### GIVEN INSTRUCTION
Repeat every entry word for word, skipping the pictures.

### PROVIDED RECORDS

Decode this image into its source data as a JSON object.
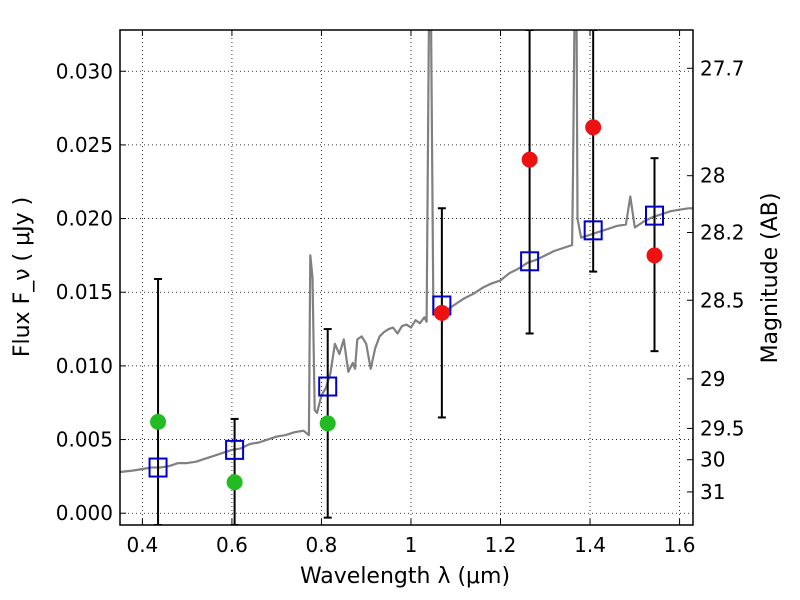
{
  "chart_data": {
    "type": "scatter",
    "xlabel": "Wavelength  λ (μm)",
    "ylabel": "Flux  F_ν  ( μJy )",
    "ylabel_right": "Magnitude (AB)",
    "xlim": [
      0.35,
      1.63
    ],
    "ylim": [
      -0.0008,
      0.0328
    ],
    "grid": true,
    "x_ticks": [
      {
        "value": 0.4,
        "label": "0.4"
      },
      {
        "value": 0.6,
        "label": "0.6"
      },
      {
        "value": 0.8,
        "label": "0.8"
      },
      {
        "value": 1.0,
        "label": "1"
      },
      {
        "value": 1.2,
        "label": "1.2"
      },
      {
        "value": 1.4,
        "label": "1.4"
      },
      {
        "value": 1.6,
        "label": "1.6"
      }
    ],
    "y_ticks": [
      {
        "value": 0.0,
        "label": "0.000"
      },
      {
        "value": 0.005,
        "label": "0.005"
      },
      {
        "value": 0.01,
        "label": "0.010"
      },
      {
        "value": 0.015,
        "label": "0.015"
      },
      {
        "value": 0.02,
        "label": "0.020"
      },
      {
        "value": 0.025,
        "label": "0.025"
      },
      {
        "value": 0.03,
        "label": "0.030"
      }
    ],
    "mag_ticks": [
      {
        "mag": 27.7,
        "label": "27.7"
      },
      {
        "mag": 28,
        "label": "28"
      },
      {
        "mag": 28.2,
        "label": "28.2"
      },
      {
        "mag": 28.5,
        "label": "28.5"
      },
      {
        "mag": 29,
        "label": "29"
      },
      {
        "mag": 29.5,
        "label": "29.5"
      },
      {
        "mag": 30,
        "label": "30"
      },
      {
        "mag": 31,
        "label": "31"
      }
    ],
    "colors": {
      "model": "#808080",
      "optical_points": "#22bb22",
      "nir_points": "#ee1111",
      "model_boxes": "#0000cc",
      "errorbars": "#000000"
    },
    "model_spectrum": [
      [
        0.35,
        0.0028
      ],
      [
        0.38,
        0.0029
      ],
      [
        0.4,
        0.003
      ],
      [
        0.42,
        0.0031
      ],
      [
        0.44,
        0.0031
      ],
      [
        0.46,
        0.0032
      ],
      [
        0.48,
        0.0034
      ],
      [
        0.5,
        0.0034
      ],
      [
        0.52,
        0.0035
      ],
      [
        0.54,
        0.0037
      ],
      [
        0.56,
        0.0039
      ],
      [
        0.58,
        0.0041
      ],
      [
        0.6,
        0.0043
      ],
      [
        0.62,
        0.0044
      ],
      [
        0.64,
        0.0047
      ],
      [
        0.66,
        0.0048
      ],
      [
        0.68,
        0.005
      ],
      [
        0.7,
        0.0052
      ],
      [
        0.72,
        0.0053
      ],
      [
        0.74,
        0.0055
      ],
      [
        0.76,
        0.0056
      ],
      [
        0.772,
        0.0053
      ],
      [
        0.775,
        0.0175
      ],
      [
        0.78,
        0.016
      ],
      [
        0.785,
        0.007
      ],
      [
        0.79,
        0.0068
      ],
      [
        0.8,
        0.008
      ],
      [
        0.81,
        0.0085
      ],
      [
        0.82,
        0.0095
      ],
      [
        0.83,
        0.0115
      ],
      [
        0.84,
        0.0108
      ],
      [
        0.85,
        0.0118
      ],
      [
        0.86,
        0.0096
      ],
      [
        0.87,
        0.0102
      ],
      [
        0.875,
        0.0098
      ],
      [
        0.88,
        0.0118
      ],
      [
        0.89,
        0.012
      ],
      [
        0.9,
        0.0115
      ],
      [
        0.91,
        0.0098
      ],
      [
        0.92,
        0.0112
      ],
      [
        0.93,
        0.012
      ],
      [
        0.94,
        0.0123
      ],
      [
        0.95,
        0.0125
      ],
      [
        0.96,
        0.0126
      ],
      [
        0.97,
        0.0122
      ],
      [
        0.98,
        0.0127
      ],
      [
        0.99,
        0.0128
      ],
      [
        1.0,
        0.0126
      ],
      [
        1.01,
        0.0131
      ],
      [
        1.02,
        0.0129
      ],
      [
        1.03,
        0.0133
      ],
      [
        1.035,
        0.013
      ],
      [
        1.04,
        0.033
      ],
      [
        1.045,
        0.033
      ],
      [
        1.05,
        0.0135
      ],
      [
        1.06,
        0.0137
      ],
      [
        1.08,
        0.0138
      ],
      [
        1.1,
        0.0142
      ],
      [
        1.12,
        0.0146
      ],
      [
        1.14,
        0.0149
      ],
      [
        1.16,
        0.0153
      ],
      [
        1.18,
        0.0156
      ],
      [
        1.2,
        0.0158
      ],
      [
        1.22,
        0.0163
      ],
      [
        1.24,
        0.0166
      ],
      [
        1.26,
        0.017
      ],
      [
        1.28,
        0.0172
      ],
      [
        1.3,
        0.0175
      ],
      [
        1.32,
        0.0178
      ],
      [
        1.34,
        0.018
      ],
      [
        1.36,
        0.0182
      ],
      [
        1.362,
        0.023
      ],
      [
        1.365,
        0.033
      ],
      [
        1.37,
        0.033
      ],
      [
        1.372,
        0.02
      ],
      [
        1.38,
        0.0187
      ],
      [
        1.4,
        0.0189
      ],
      [
        1.42,
        0.0191
      ],
      [
        1.44,
        0.0193
      ],
      [
        1.46,
        0.0195
      ],
      [
        1.48,
        0.0196
      ],
      [
        1.49,
        0.0215
      ],
      [
        1.5,
        0.0194
      ],
      [
        1.52,
        0.0198
      ],
      [
        1.54,
        0.0201
      ],
      [
        1.56,
        0.0203
      ],
      [
        1.58,
        0.0205
      ],
      [
        1.6,
        0.0206
      ],
      [
        1.62,
        0.0207
      ],
      [
        1.63,
        0.0207
      ]
    ],
    "errorbars": [
      {
        "x": 0.435,
        "ylow": -0.0008,
        "yhigh": 0.0159
      },
      {
        "x": 0.606,
        "ylow": -0.0008,
        "yhigh": 0.0064
      },
      {
        "x": 0.814,
        "ylow": -0.0003,
        "yhigh": 0.0125
      },
      {
        "x": 1.069,
        "ylow": 0.0065,
        "yhigh": 0.0207
      },
      {
        "x": 1.265,
        "ylow": 0.0122,
        "yhigh": 0.0328
      },
      {
        "x": 1.407,
        "ylow": 0.0164,
        "yhigh": 0.0328
      },
      {
        "x": 1.544,
        "ylow": 0.011,
        "yhigh": 0.0241
      }
    ],
    "model_boxes": [
      {
        "x": 0.435,
        "y": 0.0031
      },
      {
        "x": 0.606,
        "y": 0.0043
      },
      {
        "x": 0.814,
        "y": 0.0086
      },
      {
        "x": 1.069,
        "y": 0.0141
      },
      {
        "x": 1.265,
        "y": 0.0171
      },
      {
        "x": 1.407,
        "y": 0.0192
      },
      {
        "x": 1.544,
        "y": 0.0202
      }
    ],
    "observed_optical": [
      {
        "x": 0.435,
        "y": 0.0062
      },
      {
        "x": 0.606,
        "y": 0.0021
      },
      {
        "x": 0.814,
        "y": 0.0061
      }
    ],
    "observed_nir": [
      {
        "x": 1.069,
        "y": 0.0136
      },
      {
        "x": 1.265,
        "y": 0.024
      },
      {
        "x": 1.407,
        "y": 0.0262
      },
      {
        "x": 1.544,
        "y": 0.0175
      }
    ]
  }
}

### WRITTEN RESPONSE
Decode this image into its source data as a JSON object.
{
  "chart_data": {
    "type": "scatter",
    "xlabel": "Wavelength  λ (μm)",
    "ylabel": "Flux  F_ν  ( μJy )",
    "ylabel_right": "Magnitude (AB)",
    "xlim": [
      0.35,
      1.63
    ],
    "ylim": [
      -0.0008,
      0.0328
    ],
    "grid": true,
    "x_ticks": [
      {
        "value": 0.4,
        "label": "0.4"
      },
      {
        "value": 0.6,
        "label": "0.6"
      },
      {
        "value": 0.8,
        "label": "0.8"
      },
      {
        "value": 1.0,
        "label": "1"
      },
      {
        "value": 1.2,
        "label": "1.2"
      },
      {
        "value": 1.4,
        "label": "1.4"
      },
      {
        "value": 1.6,
        "label": "1.6"
      }
    ],
    "y_ticks": [
      {
        "value": 0.0,
        "label": "0.000"
      },
      {
        "value": 0.005,
        "label": "0.005"
      },
      {
        "value": 0.01,
        "label": "0.010"
      },
      {
        "value": 0.015,
        "label": "0.015"
      },
      {
        "value": 0.02,
        "label": "0.020"
      },
      {
        "value": 0.025,
        "label": "0.025"
      },
      {
        "value": 0.03,
        "label": "0.030"
      }
    ],
    "mag_ticks": [
      {
        "mag": 27.7,
        "label": "27.7"
      },
      {
        "mag": 28,
        "label": "28"
      },
      {
        "mag": 28.2,
        "label": "28.2"
      },
      {
        "mag": 28.5,
        "label": "28.5"
      },
      {
        "mag": 29,
        "label": "29"
      },
      {
        "mag": 29.5,
        "label": "29.5"
      },
      {
        "mag": 30,
        "label": "30"
      },
      {
        "mag": 31,
        "label": "31"
      }
    ],
    "colors": {
      "model": "#808080",
      "optical_points": "#22bb22",
      "nir_points": "#ee1111",
      "model_boxes": "#0000cc",
      "errorbars": "#000000"
    },
    "model_spectrum": [
      [
        0.35,
        0.0028
      ],
      [
        0.38,
        0.0029
      ],
      [
        0.4,
        0.003
      ],
      [
        0.42,
        0.0031
      ],
      [
        0.44,
        0.0031
      ],
      [
        0.46,
        0.0032
      ],
      [
        0.48,
        0.0034
      ],
      [
        0.5,
        0.0034
      ],
      [
        0.52,
        0.0035
      ],
      [
        0.54,
        0.0037
      ],
      [
        0.56,
        0.0039
      ],
      [
        0.58,
        0.0041
      ],
      [
        0.6,
        0.0043
      ],
      [
        0.62,
        0.0044
      ],
      [
        0.64,
        0.0047
      ],
      [
        0.66,
        0.0048
      ],
      [
        0.68,
        0.005
      ],
      [
        0.7,
        0.0052
      ],
      [
        0.72,
        0.0053
      ],
      [
        0.74,
        0.0055
      ],
      [
        0.76,
        0.0056
      ],
      [
        0.772,
        0.0053
      ],
      [
        0.775,
        0.0175
      ],
      [
        0.78,
        0.016
      ],
      [
        0.785,
        0.007
      ],
      [
        0.79,
        0.0068
      ],
      [
        0.8,
        0.008
      ],
      [
        0.81,
        0.0085
      ],
      [
        0.82,
        0.0095
      ],
      [
        0.83,
        0.0115
      ],
      [
        0.84,
        0.0108
      ],
      [
        0.85,
        0.0118
      ],
      [
        0.86,
        0.0096
      ],
      [
        0.87,
        0.0102
      ],
      [
        0.875,
        0.0098
      ],
      [
        0.88,
        0.0118
      ],
      [
        0.89,
        0.012
      ],
      [
        0.9,
        0.0115
      ],
      [
        0.91,
        0.0098
      ],
      [
        0.92,
        0.0112
      ],
      [
        0.93,
        0.012
      ],
      [
        0.94,
        0.0123
      ],
      [
        0.95,
        0.0125
      ],
      [
        0.96,
        0.0126
      ],
      [
        0.97,
        0.0122
      ],
      [
        0.98,
        0.0127
      ],
      [
        0.99,
        0.0128
      ],
      [
        1.0,
        0.0126
      ],
      [
        1.01,
        0.0131
      ],
      [
        1.02,
        0.0129
      ],
      [
        1.03,
        0.0133
      ],
      [
        1.035,
        0.013
      ],
      [
        1.04,
        0.033
      ],
      [
        1.045,
        0.033
      ],
      [
        1.05,
        0.0135
      ],
      [
        1.06,
        0.0137
      ],
      [
        1.08,
        0.0138
      ],
      [
        1.1,
        0.0142
      ],
      [
        1.12,
        0.0146
      ],
      [
        1.14,
        0.0149
      ],
      [
        1.16,
        0.0153
      ],
      [
        1.18,
        0.0156
      ],
      [
        1.2,
        0.0158
      ],
      [
        1.22,
        0.0163
      ],
      [
        1.24,
        0.0166
      ],
      [
        1.26,
        0.017
      ],
      [
        1.28,
        0.0172
      ],
      [
        1.3,
        0.0175
      ],
      [
        1.32,
        0.0178
      ],
      [
        1.34,
        0.018
      ],
      [
        1.36,
        0.0182
      ],
      [
        1.362,
        0.023
      ],
      [
        1.365,
        0.033
      ],
      [
        1.37,
        0.033
      ],
      [
        1.372,
        0.02
      ],
      [
        1.38,
        0.0187
      ],
      [
        1.4,
        0.0189
      ],
      [
        1.42,
        0.0191
      ],
      [
        1.44,
        0.0193
      ],
      [
        1.46,
        0.0195
      ],
      [
        1.48,
        0.0196
      ],
      [
        1.49,
        0.0215
      ],
      [
        1.5,
        0.0194
      ],
      [
        1.52,
        0.0198
      ],
      [
        1.54,
        0.0201
      ],
      [
        1.56,
        0.0203
      ],
      [
        1.58,
        0.0205
      ],
      [
        1.6,
        0.0206
      ],
      [
        1.62,
        0.0207
      ],
      [
        1.63,
        0.0207
      ]
    ],
    "errorbars": [
      {
        "x": 0.435,
        "ylow": -0.0008,
        "yhigh": 0.0159
      },
      {
        "x": 0.606,
        "ylow": -0.0008,
        "yhigh": 0.0064
      },
      {
        "x": 0.814,
        "ylow": -0.0003,
        "yhigh": 0.0125
      },
      {
        "x": 1.069,
        "ylow": 0.0065,
        "yhigh": 0.0207
      },
      {
        "x": 1.265,
        "ylow": 0.0122,
        "yhigh": 0.0328
      },
      {
        "x": 1.407,
        "ylow": 0.0164,
        "yhigh": 0.0328
      },
      {
        "x": 1.544,
        "ylow": 0.011,
        "yhigh": 0.0241
      }
    ],
    "model_boxes": [
      {
        "x": 0.435,
        "y": 0.0031
      },
      {
        "x": 0.606,
        "y": 0.0043
      },
      {
        "x": 0.814,
        "y": 0.0086
      },
      {
        "x": 1.069,
        "y": 0.0141
      },
      {
        "x": 1.265,
        "y": 0.0171
      },
      {
        "x": 1.407,
        "y": 0.0192
      },
      {
        "x": 1.544,
        "y": 0.0202
      }
    ],
    "observed_optical": [
      {
        "x": 0.435,
        "y": 0.0062
      },
      {
        "x": 0.606,
        "y": 0.0021
      },
      {
        "x": 0.814,
        "y": 0.0061
      }
    ],
    "observed_nir": [
      {
        "x": 1.069,
        "y": 0.0136
      },
      {
        "x": 1.265,
        "y": 0.024
      },
      {
        "x": 1.407,
        "y": 0.0262
      },
      {
        "x": 1.544,
        "y": 0.0175
      }
    ]
  }
}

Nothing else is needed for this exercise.